(Figure record listings)
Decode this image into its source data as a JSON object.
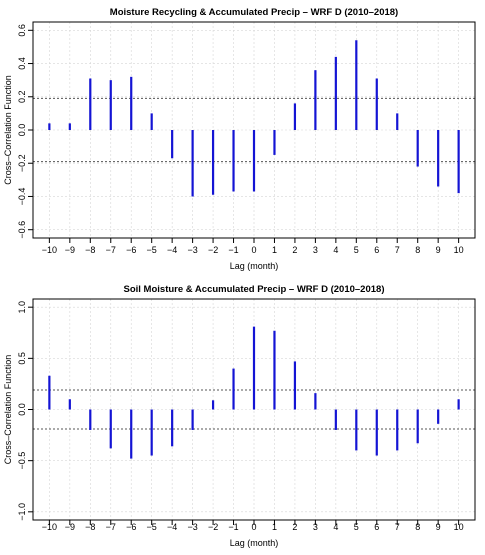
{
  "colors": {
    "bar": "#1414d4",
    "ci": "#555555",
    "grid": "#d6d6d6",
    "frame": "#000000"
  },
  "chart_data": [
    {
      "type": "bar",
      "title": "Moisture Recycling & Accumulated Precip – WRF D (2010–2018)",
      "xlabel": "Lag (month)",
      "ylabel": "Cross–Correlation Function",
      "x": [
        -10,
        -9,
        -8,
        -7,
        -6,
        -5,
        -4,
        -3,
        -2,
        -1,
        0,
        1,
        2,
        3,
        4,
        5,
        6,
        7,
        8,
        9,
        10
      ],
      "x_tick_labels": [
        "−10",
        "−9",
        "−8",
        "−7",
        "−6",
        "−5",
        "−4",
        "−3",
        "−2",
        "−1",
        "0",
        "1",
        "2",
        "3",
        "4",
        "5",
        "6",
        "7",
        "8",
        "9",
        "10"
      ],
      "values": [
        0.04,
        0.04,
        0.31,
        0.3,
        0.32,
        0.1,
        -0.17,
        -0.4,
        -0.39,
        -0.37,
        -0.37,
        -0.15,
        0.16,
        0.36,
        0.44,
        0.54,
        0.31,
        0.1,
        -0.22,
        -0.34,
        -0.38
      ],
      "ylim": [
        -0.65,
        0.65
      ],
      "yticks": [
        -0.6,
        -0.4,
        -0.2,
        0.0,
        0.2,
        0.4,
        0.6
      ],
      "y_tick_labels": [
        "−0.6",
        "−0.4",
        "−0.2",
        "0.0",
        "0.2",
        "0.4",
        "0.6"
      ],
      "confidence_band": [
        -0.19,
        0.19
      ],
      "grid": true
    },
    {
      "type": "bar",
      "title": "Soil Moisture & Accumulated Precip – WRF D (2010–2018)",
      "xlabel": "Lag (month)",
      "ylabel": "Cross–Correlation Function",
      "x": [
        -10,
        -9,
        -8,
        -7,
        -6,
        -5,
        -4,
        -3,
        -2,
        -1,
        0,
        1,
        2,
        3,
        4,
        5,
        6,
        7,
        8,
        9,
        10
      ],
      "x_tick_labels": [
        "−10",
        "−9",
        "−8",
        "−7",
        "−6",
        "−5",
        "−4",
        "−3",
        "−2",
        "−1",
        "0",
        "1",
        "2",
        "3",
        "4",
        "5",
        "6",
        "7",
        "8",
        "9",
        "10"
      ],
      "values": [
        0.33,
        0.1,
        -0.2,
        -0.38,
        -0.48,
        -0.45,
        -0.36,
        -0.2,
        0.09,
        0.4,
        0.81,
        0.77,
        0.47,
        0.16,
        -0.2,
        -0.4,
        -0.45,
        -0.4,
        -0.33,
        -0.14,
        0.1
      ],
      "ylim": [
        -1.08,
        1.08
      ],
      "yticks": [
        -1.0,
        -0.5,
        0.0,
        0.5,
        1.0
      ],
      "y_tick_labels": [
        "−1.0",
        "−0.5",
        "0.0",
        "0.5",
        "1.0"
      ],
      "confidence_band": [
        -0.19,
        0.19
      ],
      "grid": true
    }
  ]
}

== Work to be completed ==
Leave out the pictures and transcribe the entries above exactly.

== In response ==
Decode this image into its source data as a JSON object.
{
  "colors": {
    "bar": "#1414d4",
    "ci": "#555555",
    "grid": "#d6d6d6",
    "frame": "#000000"
  },
  "chart_data": [
    {
      "type": "bar",
      "title": "Moisture Recycling & Accumulated Precip – WRF D (2010–2018)",
      "xlabel": "Lag (month)",
      "ylabel": "Cross–Correlation Function",
      "x": [
        -10,
        -9,
        -8,
        -7,
        -6,
        -5,
        -4,
        -3,
        -2,
        -1,
        0,
        1,
        2,
        3,
        4,
        5,
        6,
        7,
        8,
        9,
        10
      ],
      "x_tick_labels": [
        "−10",
        "−9",
        "−8",
        "−7",
        "−6",
        "−5",
        "−4",
        "−3",
        "−2",
        "−1",
        "0",
        "1",
        "2",
        "3",
        "4",
        "5",
        "6",
        "7",
        "8",
        "9",
        "10"
      ],
      "values": [
        0.04,
        0.04,
        0.31,
        0.3,
        0.32,
        0.1,
        -0.17,
        -0.4,
        -0.39,
        -0.37,
        -0.37,
        -0.15,
        0.16,
        0.36,
        0.44,
        0.54,
        0.31,
        0.1,
        -0.22,
        -0.34,
        -0.38
      ],
      "ylim": [
        -0.65,
        0.65
      ],
      "yticks": [
        -0.6,
        -0.4,
        -0.2,
        0.0,
        0.2,
        0.4,
        0.6
      ],
      "y_tick_labels": [
        "−0.6",
        "−0.4",
        "−0.2",
        "0.0",
        "0.2",
        "0.4",
        "0.6"
      ],
      "confidence_band": [
        -0.19,
        0.19
      ],
      "grid": true
    },
    {
      "type": "bar",
      "title": "Soil Moisture & Accumulated Precip – WRF D (2010–2018)",
      "xlabel": "Lag (month)",
      "ylabel": "Cross–Correlation Function",
      "x": [
        -10,
        -9,
        -8,
        -7,
        -6,
        -5,
        -4,
        -3,
        -2,
        -1,
        0,
        1,
        2,
        3,
        4,
        5,
        6,
        7,
        8,
        9,
        10
      ],
      "x_tick_labels": [
        "−10",
        "−9",
        "−8",
        "−7",
        "−6",
        "−5",
        "−4",
        "−3",
        "−2",
        "−1",
        "0",
        "1",
        "2",
        "3",
        "4",
        "5",
        "6",
        "7",
        "8",
        "9",
        "10"
      ],
      "values": [
        0.33,
        0.1,
        -0.2,
        -0.38,
        -0.48,
        -0.45,
        -0.36,
        -0.2,
        0.09,
        0.4,
        0.81,
        0.77,
        0.47,
        0.16,
        -0.2,
        -0.4,
        -0.45,
        -0.4,
        -0.33,
        -0.14,
        0.1
      ],
      "ylim": [
        -1.08,
        1.08
      ],
      "yticks": [
        -1.0,
        -0.5,
        0.0,
        0.5,
        1.0
      ],
      "y_tick_labels": [
        "−1.0",
        "−0.5",
        "0.0",
        "0.5",
        "1.0"
      ],
      "confidence_band": [
        -0.19,
        0.19
      ],
      "grid": true
    }
  ]
}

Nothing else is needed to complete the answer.